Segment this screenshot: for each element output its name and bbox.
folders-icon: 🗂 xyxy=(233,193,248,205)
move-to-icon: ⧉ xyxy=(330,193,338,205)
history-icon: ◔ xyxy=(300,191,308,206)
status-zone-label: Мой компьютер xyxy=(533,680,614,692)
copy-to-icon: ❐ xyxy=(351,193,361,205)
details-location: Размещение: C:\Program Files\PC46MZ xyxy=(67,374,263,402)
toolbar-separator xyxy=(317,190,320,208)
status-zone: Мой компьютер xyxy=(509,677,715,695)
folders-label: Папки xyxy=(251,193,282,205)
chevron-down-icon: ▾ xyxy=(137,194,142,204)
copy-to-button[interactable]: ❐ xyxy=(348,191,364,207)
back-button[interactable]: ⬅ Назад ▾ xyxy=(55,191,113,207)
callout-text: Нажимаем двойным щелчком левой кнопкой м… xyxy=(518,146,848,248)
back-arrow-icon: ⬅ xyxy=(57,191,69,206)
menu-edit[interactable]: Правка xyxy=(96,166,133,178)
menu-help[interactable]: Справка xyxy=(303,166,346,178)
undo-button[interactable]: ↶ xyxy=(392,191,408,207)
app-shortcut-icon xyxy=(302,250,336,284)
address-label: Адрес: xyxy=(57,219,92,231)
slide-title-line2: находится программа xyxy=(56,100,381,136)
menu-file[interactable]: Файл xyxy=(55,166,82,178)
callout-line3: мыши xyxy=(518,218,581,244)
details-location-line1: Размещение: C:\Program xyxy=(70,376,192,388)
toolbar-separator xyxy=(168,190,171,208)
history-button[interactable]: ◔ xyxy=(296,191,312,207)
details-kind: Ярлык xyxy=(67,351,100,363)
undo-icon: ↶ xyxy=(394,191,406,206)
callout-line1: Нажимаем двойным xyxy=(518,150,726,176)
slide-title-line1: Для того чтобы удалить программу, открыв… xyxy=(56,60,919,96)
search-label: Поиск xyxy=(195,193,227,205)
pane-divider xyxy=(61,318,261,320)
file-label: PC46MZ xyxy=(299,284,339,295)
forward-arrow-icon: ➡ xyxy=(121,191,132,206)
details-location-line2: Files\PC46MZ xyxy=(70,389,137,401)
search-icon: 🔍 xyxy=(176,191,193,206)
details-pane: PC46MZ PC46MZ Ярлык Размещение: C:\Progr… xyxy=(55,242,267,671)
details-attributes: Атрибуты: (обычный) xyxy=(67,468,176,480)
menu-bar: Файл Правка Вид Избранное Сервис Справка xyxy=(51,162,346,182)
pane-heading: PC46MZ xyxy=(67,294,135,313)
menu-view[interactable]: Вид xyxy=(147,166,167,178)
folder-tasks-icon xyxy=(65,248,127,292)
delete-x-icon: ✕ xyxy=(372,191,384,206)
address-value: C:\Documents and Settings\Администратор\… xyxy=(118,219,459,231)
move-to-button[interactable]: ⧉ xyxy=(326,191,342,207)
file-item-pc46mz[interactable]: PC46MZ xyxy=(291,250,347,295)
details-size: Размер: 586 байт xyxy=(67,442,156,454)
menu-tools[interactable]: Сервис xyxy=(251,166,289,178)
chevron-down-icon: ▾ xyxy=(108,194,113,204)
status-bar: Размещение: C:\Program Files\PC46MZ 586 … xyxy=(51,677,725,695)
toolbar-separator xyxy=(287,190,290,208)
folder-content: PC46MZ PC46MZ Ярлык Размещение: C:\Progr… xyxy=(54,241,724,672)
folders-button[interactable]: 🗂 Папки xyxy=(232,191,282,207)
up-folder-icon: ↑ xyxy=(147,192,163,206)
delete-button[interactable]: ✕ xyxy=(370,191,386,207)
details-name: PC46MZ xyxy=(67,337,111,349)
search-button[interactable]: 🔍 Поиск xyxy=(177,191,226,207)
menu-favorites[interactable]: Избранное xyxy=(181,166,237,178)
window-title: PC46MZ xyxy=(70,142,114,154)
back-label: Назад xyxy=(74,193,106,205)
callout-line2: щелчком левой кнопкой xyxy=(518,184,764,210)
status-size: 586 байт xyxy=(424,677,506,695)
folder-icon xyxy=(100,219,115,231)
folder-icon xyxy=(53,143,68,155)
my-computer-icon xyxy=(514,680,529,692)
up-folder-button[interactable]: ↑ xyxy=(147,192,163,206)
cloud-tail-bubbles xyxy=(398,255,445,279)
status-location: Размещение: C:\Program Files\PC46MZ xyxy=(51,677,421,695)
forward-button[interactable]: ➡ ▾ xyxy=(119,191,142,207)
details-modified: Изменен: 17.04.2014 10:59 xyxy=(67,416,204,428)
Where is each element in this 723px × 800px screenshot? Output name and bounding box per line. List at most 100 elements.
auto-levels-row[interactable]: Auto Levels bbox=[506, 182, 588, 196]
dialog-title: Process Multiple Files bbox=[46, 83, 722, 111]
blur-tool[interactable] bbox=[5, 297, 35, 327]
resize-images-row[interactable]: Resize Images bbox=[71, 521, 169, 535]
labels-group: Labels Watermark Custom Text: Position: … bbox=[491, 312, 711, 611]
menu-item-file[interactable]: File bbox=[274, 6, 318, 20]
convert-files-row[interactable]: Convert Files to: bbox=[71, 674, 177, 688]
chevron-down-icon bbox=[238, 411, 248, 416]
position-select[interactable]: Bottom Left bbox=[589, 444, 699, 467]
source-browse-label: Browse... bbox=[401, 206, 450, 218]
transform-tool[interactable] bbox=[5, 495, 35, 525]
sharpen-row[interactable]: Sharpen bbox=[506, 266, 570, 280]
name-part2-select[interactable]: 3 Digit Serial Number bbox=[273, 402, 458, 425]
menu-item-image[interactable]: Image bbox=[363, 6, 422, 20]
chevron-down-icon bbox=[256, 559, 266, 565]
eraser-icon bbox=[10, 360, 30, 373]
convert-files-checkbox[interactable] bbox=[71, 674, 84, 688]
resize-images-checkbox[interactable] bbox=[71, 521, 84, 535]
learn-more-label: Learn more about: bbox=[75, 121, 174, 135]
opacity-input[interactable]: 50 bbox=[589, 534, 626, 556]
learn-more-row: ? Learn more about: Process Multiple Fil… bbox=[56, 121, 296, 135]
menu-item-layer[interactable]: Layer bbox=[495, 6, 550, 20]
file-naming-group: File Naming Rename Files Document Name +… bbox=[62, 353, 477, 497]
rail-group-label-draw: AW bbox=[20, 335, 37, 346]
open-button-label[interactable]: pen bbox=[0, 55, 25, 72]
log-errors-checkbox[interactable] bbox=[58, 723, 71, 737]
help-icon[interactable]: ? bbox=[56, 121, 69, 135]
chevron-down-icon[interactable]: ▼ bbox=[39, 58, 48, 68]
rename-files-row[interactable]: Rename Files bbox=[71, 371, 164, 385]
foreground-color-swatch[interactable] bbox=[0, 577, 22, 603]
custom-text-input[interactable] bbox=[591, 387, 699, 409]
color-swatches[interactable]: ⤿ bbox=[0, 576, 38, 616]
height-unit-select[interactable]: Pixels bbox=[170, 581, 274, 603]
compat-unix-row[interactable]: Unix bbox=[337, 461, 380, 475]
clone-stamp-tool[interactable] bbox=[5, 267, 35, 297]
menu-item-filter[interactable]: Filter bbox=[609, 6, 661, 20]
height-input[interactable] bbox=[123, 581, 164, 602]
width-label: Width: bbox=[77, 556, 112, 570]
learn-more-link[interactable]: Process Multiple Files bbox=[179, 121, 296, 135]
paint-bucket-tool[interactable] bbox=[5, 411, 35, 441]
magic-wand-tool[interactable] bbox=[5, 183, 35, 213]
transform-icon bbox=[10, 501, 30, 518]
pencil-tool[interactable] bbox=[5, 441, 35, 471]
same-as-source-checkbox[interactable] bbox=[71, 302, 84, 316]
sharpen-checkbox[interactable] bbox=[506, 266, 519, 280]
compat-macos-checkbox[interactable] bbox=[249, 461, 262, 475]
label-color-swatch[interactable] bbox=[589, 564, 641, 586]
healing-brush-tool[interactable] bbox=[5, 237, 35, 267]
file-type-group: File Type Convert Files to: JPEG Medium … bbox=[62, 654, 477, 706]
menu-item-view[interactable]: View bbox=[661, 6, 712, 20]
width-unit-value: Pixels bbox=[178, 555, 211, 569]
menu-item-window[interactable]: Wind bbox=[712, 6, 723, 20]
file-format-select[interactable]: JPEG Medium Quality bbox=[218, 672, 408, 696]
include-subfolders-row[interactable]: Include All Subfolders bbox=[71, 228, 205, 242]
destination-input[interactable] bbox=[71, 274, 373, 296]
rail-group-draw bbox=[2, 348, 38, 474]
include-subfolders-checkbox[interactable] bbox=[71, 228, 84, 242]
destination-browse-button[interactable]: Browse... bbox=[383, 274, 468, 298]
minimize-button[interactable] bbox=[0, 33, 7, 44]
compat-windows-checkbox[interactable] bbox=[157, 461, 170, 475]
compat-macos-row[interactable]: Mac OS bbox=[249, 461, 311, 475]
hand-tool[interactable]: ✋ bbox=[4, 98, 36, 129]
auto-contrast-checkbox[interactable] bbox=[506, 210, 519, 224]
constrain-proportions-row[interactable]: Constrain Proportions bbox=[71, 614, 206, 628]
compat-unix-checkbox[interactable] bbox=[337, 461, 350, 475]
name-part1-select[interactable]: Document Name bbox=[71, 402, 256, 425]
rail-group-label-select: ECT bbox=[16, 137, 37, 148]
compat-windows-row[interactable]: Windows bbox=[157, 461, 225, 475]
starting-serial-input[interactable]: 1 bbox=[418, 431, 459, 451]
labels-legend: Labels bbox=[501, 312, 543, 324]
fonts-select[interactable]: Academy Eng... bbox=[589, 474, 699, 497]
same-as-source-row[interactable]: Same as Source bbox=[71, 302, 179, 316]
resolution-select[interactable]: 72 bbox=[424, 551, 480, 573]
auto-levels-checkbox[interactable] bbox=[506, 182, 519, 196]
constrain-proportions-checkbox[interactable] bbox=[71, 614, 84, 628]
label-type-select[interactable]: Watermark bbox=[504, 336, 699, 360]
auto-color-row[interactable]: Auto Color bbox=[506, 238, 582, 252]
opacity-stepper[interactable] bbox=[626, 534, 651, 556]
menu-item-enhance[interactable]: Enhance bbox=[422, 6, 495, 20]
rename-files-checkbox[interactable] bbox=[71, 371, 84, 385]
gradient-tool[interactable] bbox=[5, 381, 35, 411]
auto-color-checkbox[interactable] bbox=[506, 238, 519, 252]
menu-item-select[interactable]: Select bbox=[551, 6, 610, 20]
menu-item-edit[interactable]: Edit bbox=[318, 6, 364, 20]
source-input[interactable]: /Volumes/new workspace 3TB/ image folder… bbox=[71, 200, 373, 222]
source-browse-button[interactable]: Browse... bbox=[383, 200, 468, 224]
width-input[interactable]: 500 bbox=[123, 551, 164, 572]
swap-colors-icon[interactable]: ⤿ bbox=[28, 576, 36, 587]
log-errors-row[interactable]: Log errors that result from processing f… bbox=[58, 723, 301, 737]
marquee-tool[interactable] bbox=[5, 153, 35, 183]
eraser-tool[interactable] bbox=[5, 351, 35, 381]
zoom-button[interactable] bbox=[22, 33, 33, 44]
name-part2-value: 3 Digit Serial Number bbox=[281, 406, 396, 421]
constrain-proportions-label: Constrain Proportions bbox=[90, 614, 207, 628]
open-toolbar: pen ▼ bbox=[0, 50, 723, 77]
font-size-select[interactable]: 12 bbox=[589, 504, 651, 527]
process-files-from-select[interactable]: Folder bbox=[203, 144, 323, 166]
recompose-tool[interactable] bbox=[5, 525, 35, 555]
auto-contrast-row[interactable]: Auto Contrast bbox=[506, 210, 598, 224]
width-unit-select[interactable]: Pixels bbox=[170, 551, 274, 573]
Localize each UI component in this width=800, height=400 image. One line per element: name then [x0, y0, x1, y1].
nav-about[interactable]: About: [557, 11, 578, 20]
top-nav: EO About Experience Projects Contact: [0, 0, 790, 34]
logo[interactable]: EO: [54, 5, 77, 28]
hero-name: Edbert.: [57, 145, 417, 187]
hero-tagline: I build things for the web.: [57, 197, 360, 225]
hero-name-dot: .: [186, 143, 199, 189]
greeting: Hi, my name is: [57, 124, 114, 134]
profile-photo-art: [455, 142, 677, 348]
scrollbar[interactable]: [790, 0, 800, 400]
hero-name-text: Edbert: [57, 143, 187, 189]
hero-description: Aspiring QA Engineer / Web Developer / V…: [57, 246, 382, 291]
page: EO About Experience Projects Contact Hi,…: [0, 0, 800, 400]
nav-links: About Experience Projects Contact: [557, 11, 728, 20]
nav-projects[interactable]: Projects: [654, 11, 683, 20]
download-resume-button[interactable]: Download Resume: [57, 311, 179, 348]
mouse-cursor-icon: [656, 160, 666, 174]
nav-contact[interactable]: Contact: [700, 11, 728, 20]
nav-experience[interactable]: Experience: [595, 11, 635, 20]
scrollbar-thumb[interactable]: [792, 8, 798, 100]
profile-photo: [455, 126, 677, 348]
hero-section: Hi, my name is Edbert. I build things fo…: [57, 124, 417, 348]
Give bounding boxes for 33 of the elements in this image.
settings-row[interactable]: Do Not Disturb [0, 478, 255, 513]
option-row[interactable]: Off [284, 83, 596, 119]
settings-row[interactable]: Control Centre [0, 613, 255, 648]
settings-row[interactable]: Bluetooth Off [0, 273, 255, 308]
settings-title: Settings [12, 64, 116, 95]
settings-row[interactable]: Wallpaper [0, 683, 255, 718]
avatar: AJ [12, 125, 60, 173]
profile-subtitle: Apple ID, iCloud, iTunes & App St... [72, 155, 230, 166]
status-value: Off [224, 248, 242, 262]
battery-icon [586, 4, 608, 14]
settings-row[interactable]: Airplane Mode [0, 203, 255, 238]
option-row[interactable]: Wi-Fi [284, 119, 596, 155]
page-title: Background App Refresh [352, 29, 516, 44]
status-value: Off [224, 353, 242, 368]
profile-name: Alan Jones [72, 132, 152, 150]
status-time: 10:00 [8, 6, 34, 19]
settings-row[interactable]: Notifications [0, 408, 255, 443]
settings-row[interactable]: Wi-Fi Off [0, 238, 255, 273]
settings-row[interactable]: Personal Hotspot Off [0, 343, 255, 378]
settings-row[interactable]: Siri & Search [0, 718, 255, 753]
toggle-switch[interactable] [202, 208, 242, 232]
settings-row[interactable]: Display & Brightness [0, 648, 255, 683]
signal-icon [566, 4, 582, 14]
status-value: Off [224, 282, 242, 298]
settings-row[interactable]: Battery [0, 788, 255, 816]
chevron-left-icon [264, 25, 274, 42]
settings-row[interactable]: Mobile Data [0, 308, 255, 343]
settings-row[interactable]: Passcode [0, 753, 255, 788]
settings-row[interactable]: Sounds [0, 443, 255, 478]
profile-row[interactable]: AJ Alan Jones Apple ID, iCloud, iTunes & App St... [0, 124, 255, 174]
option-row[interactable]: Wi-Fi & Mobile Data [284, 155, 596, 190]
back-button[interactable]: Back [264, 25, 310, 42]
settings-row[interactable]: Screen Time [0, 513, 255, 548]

_Requirement_
Transcribe the lines above exactly, starting from the very first one and ending with the line containing "menu-edit[interactable]: Правка xyxy=(96,166,133,178)", including both of those lines.

_Result for this exercise_
Segment this screenshot: for each element output its name and bbox.
folders-icon: 🗂 xyxy=(233,193,248,205)
move-to-icon: ⧉ xyxy=(330,193,338,205)
history-icon: ◔ xyxy=(300,191,308,206)
status-zone-label: Мой компьютер xyxy=(533,680,614,692)
copy-to-icon: ❐ xyxy=(351,193,361,205)
details-location: Размещение: C:\Program Files\PC46MZ xyxy=(67,374,263,402)
toolbar-separator xyxy=(317,190,320,208)
status-zone: Мой компьютер xyxy=(509,677,715,695)
folders-label: Папки xyxy=(251,193,282,205)
chevron-down-icon: ▾ xyxy=(137,194,142,204)
copy-to-button[interactable]: ❐ xyxy=(348,191,364,207)
back-button[interactable]: ⬅ Назад ▾ xyxy=(55,191,113,207)
callout-text: Нажимаем двойным щелчком левой кнопкой м… xyxy=(518,146,848,248)
back-arrow-icon: ⬅ xyxy=(57,191,69,206)
menu-edit[interactable]: Правка xyxy=(96,166,133,178)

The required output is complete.